Short task:
Convert the records into a JSON list of strings, running from their first line through the line containing "step-description: Trunk Manager", both inclusive. Use one string per line and skip any blank lines.

Data to use:

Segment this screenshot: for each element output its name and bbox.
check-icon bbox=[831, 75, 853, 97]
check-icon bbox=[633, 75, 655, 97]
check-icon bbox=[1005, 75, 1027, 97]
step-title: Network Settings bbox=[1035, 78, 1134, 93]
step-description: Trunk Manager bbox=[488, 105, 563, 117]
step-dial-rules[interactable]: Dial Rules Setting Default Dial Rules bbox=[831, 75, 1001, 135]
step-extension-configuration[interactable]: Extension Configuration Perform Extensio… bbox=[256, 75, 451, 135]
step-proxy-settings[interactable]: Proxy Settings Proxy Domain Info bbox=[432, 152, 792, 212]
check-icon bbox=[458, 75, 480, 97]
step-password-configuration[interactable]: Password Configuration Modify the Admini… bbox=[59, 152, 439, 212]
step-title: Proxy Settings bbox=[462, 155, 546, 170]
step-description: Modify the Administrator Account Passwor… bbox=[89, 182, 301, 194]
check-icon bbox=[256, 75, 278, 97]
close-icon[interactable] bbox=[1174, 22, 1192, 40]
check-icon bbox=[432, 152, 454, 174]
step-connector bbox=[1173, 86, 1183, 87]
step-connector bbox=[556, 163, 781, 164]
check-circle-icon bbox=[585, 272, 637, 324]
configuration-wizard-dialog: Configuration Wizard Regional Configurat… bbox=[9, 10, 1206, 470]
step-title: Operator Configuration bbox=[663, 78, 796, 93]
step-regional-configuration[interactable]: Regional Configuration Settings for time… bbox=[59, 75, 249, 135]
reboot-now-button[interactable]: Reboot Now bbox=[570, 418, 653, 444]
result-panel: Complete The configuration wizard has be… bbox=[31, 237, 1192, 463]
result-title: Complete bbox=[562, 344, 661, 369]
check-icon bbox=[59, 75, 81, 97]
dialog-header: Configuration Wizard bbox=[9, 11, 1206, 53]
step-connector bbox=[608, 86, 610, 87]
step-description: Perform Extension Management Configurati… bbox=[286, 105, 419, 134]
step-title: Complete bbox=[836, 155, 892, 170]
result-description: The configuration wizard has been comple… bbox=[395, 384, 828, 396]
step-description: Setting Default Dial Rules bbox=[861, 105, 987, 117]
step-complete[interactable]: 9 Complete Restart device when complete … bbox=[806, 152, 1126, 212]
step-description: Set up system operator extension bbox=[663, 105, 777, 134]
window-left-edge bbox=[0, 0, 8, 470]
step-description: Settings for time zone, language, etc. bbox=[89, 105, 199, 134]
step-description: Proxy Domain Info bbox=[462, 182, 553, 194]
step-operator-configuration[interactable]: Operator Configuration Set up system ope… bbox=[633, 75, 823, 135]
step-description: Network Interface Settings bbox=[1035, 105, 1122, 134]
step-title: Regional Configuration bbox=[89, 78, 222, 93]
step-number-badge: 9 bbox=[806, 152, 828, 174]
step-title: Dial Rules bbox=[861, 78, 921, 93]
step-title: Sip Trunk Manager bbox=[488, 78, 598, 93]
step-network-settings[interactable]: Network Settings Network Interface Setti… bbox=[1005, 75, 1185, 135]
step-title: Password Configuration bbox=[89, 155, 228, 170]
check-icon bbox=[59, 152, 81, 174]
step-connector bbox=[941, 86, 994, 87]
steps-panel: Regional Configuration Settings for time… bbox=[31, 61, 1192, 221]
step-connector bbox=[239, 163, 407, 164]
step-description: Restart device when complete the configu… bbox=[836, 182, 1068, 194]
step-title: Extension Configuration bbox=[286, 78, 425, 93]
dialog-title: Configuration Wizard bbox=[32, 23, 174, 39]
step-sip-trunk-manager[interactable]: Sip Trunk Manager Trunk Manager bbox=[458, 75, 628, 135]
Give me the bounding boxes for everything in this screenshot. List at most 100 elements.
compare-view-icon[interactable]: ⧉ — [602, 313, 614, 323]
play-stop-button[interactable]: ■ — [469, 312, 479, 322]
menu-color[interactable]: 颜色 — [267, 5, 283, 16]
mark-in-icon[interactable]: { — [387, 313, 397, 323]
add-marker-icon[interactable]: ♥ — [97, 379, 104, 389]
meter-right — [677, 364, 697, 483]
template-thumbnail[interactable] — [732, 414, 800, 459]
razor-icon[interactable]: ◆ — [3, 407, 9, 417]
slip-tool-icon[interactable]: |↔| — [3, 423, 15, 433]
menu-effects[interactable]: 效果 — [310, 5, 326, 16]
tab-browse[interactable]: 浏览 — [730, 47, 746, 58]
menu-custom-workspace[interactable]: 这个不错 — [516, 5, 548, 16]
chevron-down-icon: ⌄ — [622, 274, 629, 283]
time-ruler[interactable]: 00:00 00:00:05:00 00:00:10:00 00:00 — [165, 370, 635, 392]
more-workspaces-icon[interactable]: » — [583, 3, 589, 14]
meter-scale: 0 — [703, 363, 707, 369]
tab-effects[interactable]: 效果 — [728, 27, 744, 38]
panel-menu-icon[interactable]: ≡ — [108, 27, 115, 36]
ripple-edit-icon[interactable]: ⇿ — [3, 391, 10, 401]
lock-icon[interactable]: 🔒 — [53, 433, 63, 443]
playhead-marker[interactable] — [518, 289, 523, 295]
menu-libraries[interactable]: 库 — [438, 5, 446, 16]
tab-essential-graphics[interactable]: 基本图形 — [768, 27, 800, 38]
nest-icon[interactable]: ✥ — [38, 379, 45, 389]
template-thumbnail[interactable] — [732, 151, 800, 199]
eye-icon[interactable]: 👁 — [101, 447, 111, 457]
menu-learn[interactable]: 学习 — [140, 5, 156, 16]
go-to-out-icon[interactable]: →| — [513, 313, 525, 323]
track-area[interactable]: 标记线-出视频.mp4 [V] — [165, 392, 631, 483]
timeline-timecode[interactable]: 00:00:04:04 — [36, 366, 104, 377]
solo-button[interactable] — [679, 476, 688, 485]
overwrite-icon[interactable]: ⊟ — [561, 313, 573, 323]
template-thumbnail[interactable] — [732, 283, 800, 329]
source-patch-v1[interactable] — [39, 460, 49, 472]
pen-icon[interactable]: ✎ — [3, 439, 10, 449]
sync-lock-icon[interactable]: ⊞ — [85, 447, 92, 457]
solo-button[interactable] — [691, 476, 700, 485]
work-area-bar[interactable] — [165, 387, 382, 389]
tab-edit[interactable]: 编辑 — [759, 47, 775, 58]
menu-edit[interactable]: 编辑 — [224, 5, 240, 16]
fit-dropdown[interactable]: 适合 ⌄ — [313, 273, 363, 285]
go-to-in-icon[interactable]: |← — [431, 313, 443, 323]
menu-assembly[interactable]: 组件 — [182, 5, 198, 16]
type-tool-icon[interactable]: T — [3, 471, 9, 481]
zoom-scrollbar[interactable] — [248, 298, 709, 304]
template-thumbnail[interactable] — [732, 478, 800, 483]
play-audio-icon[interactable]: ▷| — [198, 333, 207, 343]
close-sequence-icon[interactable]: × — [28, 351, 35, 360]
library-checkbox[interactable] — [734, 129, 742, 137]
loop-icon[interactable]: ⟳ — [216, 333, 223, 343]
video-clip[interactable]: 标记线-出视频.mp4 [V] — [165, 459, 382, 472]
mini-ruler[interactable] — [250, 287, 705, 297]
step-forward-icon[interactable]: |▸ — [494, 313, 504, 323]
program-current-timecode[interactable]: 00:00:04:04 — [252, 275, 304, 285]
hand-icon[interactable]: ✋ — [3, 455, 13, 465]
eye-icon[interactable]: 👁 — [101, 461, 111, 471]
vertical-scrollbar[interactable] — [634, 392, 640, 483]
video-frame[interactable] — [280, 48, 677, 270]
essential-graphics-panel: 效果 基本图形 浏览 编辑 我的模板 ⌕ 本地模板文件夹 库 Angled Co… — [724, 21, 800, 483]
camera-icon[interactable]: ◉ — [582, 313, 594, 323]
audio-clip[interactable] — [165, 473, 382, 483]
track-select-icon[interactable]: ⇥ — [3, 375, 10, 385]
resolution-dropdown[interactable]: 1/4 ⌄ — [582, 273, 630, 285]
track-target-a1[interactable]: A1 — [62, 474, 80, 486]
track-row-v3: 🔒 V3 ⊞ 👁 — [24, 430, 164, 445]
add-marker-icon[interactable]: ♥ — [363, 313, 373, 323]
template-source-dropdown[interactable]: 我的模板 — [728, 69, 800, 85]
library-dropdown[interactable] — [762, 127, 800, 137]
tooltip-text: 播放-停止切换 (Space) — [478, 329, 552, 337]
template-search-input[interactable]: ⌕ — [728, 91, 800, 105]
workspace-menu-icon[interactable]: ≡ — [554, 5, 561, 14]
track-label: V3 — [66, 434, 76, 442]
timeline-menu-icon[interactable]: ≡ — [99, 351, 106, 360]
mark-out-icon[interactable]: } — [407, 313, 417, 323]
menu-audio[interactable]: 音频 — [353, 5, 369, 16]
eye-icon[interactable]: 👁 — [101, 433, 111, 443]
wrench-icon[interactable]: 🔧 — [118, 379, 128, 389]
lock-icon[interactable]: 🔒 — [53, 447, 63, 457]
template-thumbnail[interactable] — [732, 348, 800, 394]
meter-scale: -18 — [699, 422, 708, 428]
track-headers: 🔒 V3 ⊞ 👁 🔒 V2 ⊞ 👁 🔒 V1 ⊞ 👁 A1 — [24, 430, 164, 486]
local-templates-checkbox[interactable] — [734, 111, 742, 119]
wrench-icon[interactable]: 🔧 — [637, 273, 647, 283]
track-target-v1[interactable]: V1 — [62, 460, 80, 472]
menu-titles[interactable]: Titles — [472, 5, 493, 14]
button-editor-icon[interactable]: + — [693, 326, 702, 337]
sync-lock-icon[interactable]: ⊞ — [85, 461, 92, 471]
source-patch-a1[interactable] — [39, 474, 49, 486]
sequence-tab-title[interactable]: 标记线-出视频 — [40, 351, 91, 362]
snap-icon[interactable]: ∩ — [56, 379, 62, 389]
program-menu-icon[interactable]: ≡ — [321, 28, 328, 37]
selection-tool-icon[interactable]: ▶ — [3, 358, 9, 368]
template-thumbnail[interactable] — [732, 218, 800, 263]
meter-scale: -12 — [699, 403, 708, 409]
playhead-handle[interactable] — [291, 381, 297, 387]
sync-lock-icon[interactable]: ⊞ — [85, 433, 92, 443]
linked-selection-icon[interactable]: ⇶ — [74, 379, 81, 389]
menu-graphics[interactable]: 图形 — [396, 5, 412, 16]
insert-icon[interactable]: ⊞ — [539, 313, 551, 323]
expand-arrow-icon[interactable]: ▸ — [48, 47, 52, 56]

Answer below:
[
  "Segment this screenshot: for each element output its name and bbox.",
  "check-icon bbox=[831, 75, 853, 97]",
  "check-icon bbox=[633, 75, 655, 97]",
  "check-icon bbox=[1005, 75, 1027, 97]",
  "step-title: Network Settings bbox=[1035, 78, 1134, 93]",
  "step-description: Trunk Manager bbox=[488, 105, 563, 117]"
]